• _Excerpt from a dataset_
+-------+
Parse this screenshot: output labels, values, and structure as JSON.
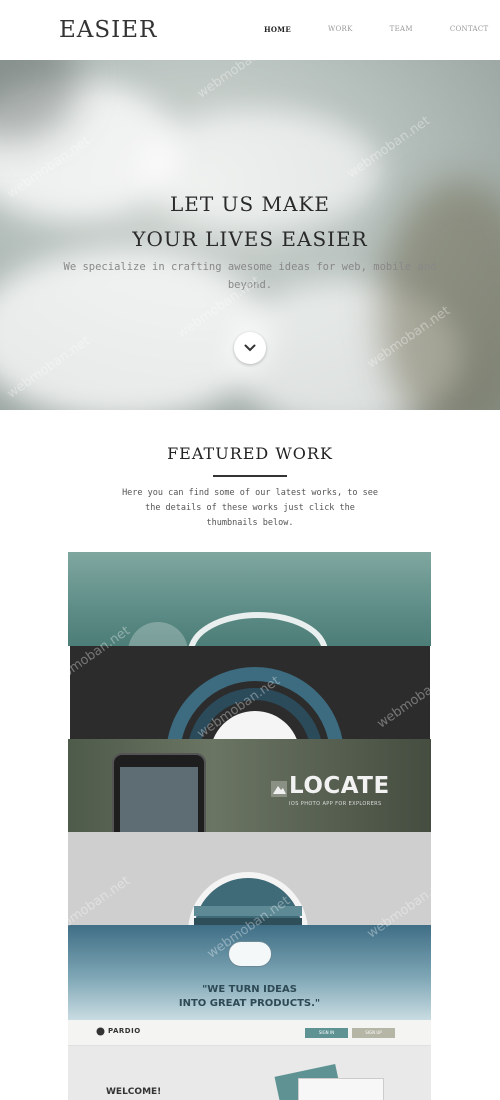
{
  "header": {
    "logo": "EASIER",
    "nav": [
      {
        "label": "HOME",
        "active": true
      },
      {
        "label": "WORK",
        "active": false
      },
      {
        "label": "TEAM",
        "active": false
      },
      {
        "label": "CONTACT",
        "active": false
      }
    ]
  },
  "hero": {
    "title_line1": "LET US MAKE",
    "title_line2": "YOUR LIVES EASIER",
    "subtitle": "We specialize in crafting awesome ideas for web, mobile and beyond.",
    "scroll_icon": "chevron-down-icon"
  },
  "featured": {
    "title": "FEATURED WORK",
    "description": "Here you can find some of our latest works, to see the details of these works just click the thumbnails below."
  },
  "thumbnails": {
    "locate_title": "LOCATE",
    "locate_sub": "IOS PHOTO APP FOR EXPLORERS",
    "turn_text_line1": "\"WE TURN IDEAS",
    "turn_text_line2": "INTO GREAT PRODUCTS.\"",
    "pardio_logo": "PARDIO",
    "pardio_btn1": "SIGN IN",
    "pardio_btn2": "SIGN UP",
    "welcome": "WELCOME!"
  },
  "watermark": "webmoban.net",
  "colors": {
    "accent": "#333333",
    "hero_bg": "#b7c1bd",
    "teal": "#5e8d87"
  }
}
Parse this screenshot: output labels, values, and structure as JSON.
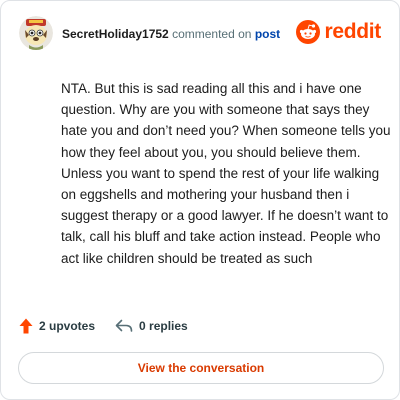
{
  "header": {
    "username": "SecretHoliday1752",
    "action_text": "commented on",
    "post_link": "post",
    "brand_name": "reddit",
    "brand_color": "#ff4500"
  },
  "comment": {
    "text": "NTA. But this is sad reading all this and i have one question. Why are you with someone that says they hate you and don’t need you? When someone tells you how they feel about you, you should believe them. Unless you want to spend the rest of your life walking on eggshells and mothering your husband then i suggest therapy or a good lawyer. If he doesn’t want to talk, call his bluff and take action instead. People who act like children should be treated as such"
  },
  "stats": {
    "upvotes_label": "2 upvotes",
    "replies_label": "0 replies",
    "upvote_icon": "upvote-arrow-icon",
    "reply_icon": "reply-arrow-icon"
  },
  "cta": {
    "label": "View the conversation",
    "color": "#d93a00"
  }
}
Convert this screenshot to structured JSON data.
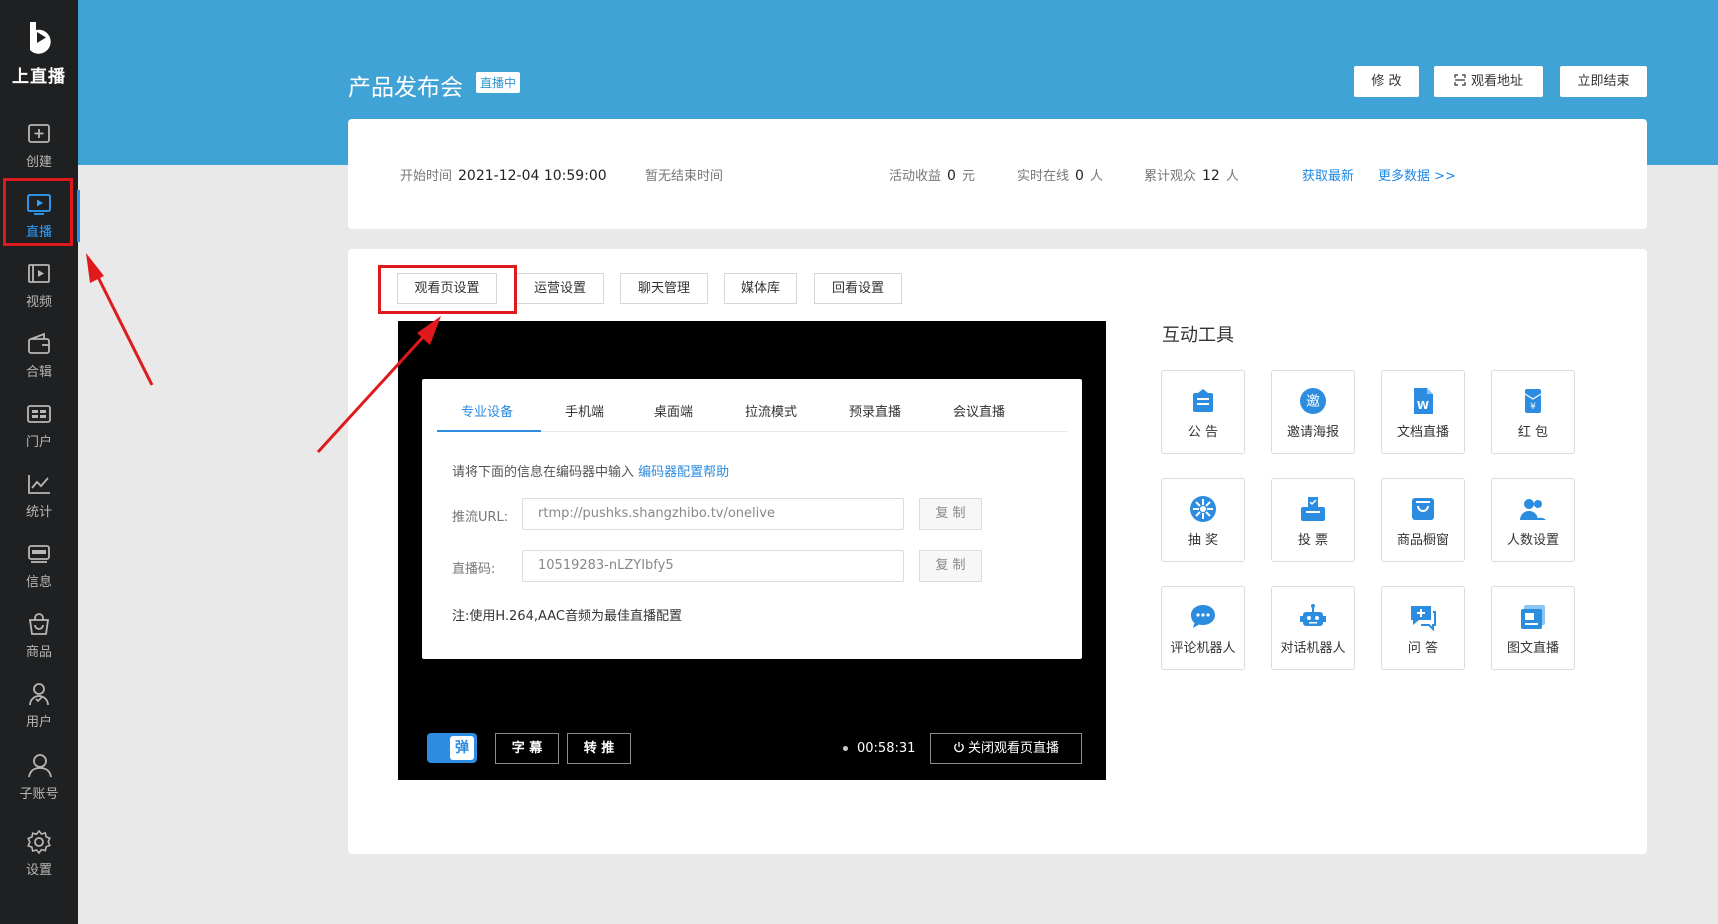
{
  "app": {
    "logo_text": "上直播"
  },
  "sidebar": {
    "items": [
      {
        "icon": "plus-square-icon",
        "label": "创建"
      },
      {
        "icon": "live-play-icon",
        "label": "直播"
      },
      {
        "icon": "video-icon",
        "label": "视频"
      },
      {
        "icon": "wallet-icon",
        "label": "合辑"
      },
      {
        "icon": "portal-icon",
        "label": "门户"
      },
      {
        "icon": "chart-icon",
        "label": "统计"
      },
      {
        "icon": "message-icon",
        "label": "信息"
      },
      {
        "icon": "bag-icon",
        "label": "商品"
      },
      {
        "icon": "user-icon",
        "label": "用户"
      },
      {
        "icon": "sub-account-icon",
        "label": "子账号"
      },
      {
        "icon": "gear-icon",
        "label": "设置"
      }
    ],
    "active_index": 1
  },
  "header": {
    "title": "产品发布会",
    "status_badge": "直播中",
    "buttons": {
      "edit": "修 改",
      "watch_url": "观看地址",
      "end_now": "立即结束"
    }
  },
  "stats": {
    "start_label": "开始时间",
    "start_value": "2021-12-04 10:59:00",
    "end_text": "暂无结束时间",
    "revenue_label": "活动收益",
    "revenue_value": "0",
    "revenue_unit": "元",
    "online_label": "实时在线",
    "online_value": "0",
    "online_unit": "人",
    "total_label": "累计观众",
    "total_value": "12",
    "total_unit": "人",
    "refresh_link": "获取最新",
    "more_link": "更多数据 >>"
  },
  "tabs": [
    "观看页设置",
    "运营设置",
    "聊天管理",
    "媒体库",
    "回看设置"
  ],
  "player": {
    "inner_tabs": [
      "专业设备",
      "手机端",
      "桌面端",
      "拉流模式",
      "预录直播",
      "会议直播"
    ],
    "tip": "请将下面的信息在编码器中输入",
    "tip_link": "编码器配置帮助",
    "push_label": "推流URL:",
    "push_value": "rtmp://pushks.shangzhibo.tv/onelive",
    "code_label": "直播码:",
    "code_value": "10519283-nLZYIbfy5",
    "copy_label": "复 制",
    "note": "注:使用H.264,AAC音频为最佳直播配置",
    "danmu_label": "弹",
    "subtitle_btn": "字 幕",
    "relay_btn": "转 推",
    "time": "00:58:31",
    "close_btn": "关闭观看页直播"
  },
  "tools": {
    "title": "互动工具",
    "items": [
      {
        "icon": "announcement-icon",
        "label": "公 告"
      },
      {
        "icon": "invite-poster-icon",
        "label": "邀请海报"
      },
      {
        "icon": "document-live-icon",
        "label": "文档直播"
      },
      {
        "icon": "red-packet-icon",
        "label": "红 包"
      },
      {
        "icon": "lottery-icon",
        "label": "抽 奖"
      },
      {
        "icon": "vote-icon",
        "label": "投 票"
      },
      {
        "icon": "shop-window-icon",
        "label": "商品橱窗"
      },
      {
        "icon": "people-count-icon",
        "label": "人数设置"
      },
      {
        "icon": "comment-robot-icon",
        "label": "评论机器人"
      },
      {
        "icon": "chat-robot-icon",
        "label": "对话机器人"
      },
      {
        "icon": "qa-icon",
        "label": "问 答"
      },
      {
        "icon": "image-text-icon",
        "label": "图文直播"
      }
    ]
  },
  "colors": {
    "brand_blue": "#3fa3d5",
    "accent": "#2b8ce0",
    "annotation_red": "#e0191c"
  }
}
+-------+
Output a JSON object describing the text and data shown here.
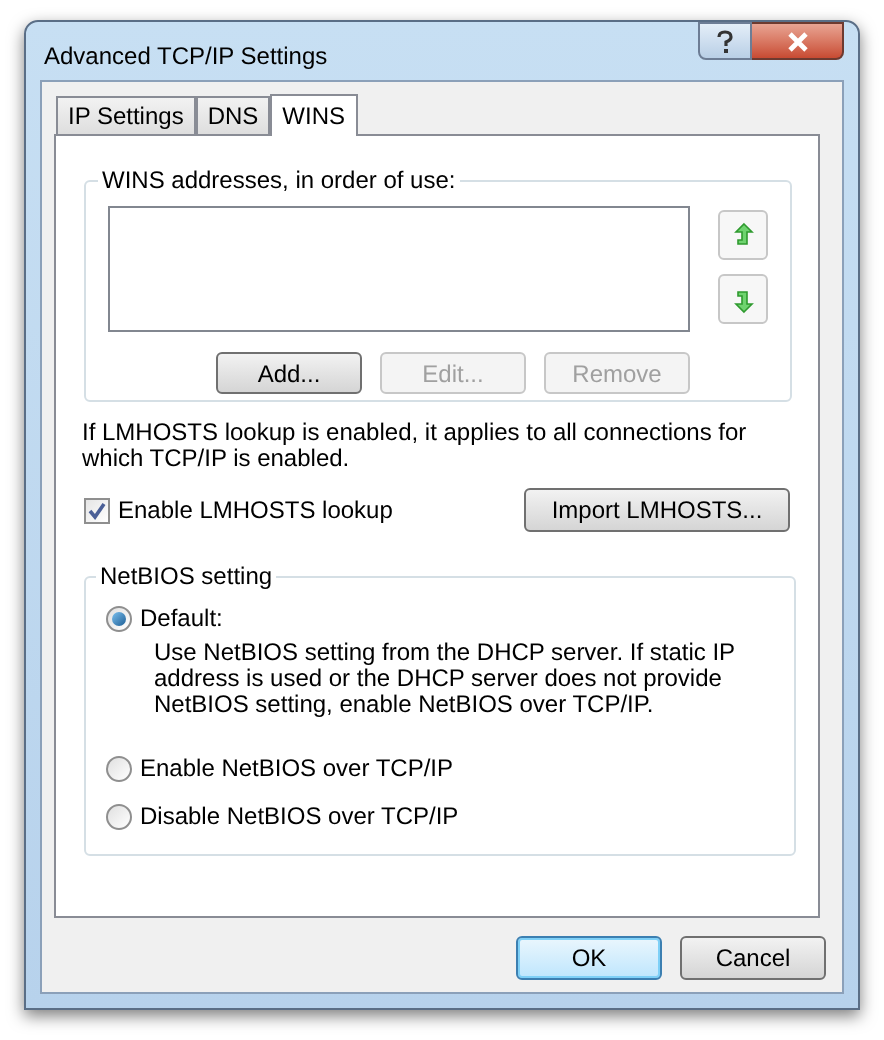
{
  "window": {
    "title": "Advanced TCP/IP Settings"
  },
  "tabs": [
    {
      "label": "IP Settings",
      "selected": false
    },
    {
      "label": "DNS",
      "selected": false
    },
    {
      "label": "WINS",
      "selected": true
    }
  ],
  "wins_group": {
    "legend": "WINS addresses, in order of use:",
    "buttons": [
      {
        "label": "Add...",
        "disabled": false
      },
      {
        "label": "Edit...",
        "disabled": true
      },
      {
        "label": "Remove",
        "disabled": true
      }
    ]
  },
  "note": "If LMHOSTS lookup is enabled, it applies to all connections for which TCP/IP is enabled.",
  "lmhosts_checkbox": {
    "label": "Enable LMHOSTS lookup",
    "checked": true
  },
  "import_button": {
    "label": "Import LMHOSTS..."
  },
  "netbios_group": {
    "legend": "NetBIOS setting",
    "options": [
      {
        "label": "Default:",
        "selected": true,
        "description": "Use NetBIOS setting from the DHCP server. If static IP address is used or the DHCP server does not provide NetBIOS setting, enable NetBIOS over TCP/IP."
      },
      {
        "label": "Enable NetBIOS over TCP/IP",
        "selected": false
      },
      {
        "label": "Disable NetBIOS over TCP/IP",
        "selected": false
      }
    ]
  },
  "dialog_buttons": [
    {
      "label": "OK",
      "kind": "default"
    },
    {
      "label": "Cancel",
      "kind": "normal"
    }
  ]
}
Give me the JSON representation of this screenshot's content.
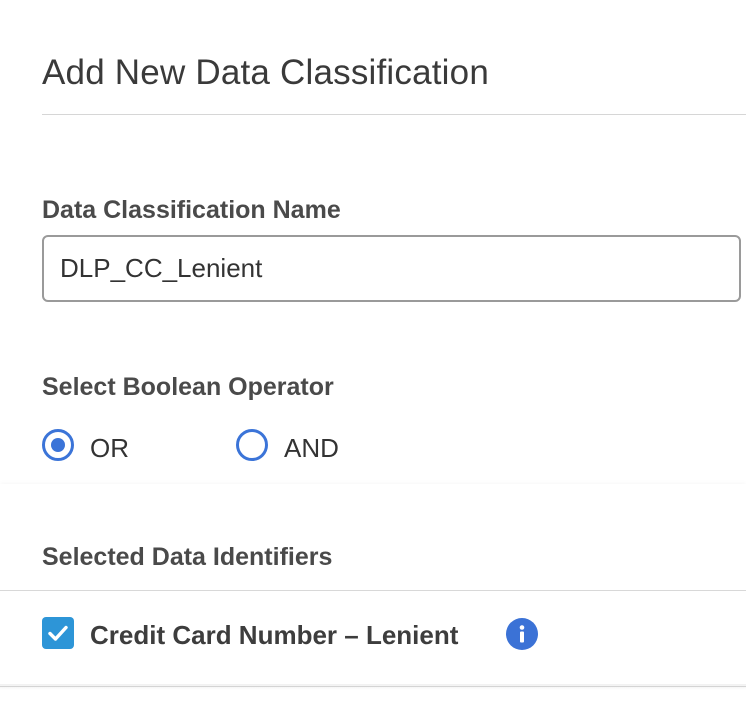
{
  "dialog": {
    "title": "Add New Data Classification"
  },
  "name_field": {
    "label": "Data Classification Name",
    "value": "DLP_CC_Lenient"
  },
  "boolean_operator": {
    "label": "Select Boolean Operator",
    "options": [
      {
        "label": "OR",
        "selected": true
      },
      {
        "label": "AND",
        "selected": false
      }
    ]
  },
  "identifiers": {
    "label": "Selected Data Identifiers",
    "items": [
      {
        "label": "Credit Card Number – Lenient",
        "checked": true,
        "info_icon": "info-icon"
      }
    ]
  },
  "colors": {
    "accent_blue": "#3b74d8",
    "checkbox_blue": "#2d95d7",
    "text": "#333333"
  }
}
+-------+
• _TASK_
Gather all lines where the word "legend" appears.

• _TASK RESULT_
    "legend": "WINS addresses, in order of use:",
    "legend": "NetBIOS setting",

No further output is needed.